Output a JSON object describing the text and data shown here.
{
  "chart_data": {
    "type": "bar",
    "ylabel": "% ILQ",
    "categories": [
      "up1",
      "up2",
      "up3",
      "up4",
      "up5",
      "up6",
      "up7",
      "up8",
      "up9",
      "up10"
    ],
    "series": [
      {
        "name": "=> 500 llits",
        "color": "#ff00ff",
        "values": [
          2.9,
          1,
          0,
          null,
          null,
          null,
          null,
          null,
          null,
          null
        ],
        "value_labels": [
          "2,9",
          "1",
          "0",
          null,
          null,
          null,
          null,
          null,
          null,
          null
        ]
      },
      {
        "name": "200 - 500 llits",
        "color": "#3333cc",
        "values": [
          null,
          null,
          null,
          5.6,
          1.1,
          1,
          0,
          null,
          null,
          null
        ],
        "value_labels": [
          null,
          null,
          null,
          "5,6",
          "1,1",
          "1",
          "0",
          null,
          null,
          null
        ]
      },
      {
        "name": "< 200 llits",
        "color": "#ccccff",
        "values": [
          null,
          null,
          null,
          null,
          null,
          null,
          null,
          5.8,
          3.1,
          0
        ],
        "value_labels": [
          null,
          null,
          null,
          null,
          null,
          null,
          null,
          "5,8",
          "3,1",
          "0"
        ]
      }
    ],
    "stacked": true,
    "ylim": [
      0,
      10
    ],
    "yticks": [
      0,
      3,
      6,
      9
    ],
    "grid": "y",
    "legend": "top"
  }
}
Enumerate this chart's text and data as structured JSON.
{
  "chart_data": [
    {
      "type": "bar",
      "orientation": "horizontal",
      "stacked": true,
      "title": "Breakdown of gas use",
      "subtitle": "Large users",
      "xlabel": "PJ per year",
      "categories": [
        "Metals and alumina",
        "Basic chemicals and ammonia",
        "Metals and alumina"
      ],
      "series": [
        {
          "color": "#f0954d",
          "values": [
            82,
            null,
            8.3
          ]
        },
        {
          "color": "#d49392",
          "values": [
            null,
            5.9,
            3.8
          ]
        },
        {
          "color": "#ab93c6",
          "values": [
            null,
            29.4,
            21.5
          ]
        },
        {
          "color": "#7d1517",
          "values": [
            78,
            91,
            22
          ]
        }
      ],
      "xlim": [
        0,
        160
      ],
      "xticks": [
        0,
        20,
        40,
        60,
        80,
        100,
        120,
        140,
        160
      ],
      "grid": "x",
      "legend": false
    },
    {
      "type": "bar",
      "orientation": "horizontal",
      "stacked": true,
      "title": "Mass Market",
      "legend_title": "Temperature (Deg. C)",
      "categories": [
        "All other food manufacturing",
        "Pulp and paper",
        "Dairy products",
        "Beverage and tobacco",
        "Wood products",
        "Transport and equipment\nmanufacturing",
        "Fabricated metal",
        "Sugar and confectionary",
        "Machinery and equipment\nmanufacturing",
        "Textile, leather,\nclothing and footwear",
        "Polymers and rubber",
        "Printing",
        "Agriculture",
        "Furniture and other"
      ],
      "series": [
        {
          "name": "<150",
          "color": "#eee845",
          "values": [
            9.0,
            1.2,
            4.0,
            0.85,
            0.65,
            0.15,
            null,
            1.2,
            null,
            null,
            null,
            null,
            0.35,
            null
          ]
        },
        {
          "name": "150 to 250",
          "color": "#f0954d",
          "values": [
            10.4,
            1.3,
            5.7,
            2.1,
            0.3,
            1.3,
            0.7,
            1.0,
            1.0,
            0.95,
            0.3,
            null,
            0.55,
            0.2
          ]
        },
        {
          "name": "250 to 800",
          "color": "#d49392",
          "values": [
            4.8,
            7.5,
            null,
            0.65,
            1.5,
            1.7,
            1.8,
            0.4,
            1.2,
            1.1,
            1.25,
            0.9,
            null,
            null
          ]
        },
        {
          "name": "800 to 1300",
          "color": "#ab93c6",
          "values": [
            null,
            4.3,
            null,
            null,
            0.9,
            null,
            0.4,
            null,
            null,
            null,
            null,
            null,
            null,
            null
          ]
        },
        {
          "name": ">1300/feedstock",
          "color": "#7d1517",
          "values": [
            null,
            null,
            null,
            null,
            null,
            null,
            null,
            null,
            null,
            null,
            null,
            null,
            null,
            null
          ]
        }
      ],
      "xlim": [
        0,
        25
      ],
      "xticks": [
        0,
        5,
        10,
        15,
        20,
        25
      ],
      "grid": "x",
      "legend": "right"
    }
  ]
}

==

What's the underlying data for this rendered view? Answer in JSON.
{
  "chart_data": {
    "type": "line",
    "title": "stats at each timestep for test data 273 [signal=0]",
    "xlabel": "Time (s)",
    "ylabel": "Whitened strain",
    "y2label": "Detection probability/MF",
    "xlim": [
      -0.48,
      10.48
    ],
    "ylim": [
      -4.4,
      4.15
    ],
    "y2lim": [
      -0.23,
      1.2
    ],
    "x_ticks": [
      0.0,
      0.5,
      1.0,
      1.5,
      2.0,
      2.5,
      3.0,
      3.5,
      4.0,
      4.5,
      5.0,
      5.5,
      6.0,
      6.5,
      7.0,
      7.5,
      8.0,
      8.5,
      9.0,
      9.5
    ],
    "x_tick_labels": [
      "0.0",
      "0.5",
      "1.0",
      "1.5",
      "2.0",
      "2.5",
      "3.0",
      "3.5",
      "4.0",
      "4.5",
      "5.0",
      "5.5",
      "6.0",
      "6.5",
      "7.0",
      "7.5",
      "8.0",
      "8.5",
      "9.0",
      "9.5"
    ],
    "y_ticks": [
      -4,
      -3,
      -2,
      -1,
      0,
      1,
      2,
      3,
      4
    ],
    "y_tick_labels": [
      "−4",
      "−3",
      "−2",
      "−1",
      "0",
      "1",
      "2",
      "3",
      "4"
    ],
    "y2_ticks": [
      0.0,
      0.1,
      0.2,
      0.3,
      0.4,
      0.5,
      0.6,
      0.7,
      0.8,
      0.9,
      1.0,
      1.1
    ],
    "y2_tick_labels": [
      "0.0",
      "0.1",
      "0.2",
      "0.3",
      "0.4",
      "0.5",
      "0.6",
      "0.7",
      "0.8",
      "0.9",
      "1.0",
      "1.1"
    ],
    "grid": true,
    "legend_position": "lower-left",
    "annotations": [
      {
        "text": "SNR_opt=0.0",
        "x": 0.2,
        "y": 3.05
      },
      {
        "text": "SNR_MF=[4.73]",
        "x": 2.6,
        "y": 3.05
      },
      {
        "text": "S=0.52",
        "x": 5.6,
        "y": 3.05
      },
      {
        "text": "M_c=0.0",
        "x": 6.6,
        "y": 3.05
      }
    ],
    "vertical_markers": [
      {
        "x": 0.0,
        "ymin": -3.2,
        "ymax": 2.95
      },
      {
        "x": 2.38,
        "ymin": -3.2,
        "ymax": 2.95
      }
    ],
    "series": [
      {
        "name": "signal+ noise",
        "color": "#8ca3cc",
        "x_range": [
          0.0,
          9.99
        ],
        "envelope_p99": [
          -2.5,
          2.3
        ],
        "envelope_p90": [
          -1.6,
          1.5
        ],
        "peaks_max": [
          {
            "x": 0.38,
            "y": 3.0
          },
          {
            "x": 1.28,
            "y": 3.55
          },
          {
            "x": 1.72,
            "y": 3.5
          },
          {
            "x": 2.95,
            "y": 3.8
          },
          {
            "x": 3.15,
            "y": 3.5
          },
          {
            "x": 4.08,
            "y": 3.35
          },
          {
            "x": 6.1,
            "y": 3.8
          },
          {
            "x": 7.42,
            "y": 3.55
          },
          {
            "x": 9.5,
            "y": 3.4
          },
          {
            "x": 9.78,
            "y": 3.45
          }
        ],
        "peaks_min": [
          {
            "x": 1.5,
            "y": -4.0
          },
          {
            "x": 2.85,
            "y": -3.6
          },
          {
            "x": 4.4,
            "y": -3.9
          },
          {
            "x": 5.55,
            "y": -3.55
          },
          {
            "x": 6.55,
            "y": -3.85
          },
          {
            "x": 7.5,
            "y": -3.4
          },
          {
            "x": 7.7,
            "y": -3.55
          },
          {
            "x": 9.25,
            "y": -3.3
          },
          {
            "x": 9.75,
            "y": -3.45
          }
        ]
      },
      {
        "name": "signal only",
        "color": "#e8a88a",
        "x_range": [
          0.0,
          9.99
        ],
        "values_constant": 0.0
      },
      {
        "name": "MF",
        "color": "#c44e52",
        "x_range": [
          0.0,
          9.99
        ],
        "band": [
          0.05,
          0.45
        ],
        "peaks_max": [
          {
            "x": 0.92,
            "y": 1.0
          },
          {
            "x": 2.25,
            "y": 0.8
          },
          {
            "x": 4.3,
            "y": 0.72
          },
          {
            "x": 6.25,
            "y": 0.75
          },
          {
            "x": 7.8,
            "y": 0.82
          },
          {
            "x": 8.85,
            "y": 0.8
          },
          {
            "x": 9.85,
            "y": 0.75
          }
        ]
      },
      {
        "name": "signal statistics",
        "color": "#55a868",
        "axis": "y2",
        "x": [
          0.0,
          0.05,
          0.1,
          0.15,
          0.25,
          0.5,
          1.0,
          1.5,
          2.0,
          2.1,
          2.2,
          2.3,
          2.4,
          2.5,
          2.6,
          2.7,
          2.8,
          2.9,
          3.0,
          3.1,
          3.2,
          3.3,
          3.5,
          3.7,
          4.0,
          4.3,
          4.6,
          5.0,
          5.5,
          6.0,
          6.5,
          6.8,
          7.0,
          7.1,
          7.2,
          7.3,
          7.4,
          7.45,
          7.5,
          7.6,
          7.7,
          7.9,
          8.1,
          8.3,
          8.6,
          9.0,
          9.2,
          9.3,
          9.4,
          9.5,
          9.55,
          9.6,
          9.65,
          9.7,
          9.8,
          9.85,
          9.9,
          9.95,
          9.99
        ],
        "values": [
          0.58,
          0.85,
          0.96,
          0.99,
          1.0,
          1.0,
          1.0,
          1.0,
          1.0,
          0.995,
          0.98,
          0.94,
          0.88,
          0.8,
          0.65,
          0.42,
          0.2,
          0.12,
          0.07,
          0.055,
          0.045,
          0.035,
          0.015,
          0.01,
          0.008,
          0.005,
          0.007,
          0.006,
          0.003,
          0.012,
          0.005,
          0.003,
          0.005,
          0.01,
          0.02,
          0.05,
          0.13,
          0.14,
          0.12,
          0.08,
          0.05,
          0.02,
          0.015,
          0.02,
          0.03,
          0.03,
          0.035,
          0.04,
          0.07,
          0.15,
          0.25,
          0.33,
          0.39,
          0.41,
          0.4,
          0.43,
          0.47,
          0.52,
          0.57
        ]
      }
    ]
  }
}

...

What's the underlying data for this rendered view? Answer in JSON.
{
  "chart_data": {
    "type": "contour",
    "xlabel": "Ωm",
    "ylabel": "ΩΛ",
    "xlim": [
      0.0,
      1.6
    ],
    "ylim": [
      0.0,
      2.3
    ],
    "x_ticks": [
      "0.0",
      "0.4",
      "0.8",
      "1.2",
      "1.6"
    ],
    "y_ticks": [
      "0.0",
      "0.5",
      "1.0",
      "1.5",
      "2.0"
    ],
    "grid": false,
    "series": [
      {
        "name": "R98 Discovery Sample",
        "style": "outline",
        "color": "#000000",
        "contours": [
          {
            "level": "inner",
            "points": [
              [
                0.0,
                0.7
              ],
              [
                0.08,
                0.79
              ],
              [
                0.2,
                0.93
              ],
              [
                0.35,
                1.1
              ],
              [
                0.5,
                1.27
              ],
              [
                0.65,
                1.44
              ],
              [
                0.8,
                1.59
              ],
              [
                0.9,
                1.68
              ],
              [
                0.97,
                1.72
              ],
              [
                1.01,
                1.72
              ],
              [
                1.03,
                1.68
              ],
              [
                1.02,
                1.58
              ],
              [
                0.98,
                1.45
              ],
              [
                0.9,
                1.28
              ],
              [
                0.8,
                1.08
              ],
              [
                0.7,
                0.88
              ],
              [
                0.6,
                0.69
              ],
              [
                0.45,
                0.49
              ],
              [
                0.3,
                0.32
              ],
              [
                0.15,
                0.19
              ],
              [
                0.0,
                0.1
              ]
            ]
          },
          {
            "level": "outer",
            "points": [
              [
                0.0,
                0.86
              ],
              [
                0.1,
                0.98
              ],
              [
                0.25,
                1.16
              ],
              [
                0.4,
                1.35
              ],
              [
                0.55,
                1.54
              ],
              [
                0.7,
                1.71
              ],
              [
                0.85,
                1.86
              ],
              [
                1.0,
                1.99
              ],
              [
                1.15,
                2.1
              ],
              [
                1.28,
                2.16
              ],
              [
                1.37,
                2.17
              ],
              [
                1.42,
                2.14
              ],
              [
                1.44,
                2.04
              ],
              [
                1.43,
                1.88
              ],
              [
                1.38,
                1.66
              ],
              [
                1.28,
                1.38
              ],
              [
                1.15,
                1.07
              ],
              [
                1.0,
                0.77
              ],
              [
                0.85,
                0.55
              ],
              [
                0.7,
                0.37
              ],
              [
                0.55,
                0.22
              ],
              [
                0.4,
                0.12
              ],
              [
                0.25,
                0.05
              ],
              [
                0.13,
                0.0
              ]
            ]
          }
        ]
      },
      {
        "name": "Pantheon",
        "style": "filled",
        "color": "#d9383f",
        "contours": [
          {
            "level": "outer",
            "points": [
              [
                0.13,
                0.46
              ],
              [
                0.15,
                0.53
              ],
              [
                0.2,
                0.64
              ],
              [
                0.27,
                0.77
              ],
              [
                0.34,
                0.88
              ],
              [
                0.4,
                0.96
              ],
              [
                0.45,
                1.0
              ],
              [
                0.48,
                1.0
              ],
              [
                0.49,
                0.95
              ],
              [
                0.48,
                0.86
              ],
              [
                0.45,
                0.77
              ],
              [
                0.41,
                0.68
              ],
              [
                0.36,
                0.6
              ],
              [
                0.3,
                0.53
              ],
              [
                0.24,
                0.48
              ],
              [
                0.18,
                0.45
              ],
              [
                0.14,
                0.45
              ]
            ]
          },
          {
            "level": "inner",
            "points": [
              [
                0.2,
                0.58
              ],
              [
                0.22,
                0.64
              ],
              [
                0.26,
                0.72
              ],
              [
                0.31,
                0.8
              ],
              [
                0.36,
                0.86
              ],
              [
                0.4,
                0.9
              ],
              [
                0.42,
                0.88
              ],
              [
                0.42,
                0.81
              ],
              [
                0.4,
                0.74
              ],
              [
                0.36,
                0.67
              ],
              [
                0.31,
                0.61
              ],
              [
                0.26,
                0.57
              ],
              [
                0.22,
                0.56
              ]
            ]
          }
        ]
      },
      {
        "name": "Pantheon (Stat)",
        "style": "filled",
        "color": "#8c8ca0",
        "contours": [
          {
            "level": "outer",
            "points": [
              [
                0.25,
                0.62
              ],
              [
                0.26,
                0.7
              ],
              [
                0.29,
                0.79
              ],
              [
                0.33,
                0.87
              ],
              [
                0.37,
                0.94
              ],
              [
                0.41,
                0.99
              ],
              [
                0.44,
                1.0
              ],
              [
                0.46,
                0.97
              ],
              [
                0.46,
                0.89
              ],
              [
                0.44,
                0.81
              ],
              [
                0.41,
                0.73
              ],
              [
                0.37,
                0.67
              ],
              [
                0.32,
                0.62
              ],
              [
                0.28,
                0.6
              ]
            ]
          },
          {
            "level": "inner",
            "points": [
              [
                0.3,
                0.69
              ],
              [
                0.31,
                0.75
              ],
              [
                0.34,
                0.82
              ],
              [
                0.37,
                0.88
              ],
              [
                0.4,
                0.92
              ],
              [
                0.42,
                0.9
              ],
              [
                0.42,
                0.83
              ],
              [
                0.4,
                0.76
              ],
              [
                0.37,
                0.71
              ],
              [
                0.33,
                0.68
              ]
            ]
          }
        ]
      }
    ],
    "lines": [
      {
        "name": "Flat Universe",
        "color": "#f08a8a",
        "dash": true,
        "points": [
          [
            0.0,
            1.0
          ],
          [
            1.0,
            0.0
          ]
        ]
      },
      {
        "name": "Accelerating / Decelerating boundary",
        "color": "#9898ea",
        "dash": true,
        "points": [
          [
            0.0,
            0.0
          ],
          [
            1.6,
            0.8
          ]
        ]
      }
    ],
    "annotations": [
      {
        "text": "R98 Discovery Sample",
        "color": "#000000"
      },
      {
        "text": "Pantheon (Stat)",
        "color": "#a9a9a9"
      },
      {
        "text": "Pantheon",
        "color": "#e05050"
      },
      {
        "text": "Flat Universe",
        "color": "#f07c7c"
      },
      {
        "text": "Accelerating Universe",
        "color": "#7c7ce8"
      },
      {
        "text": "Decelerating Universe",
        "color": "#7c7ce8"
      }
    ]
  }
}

**Brief**
Select every line of the material above holding the word "Accelerating" and copy it.

**Solution for this problem**
        "name": "Accelerating / Decelerating boundary",
        "text": "Accelerating Universe",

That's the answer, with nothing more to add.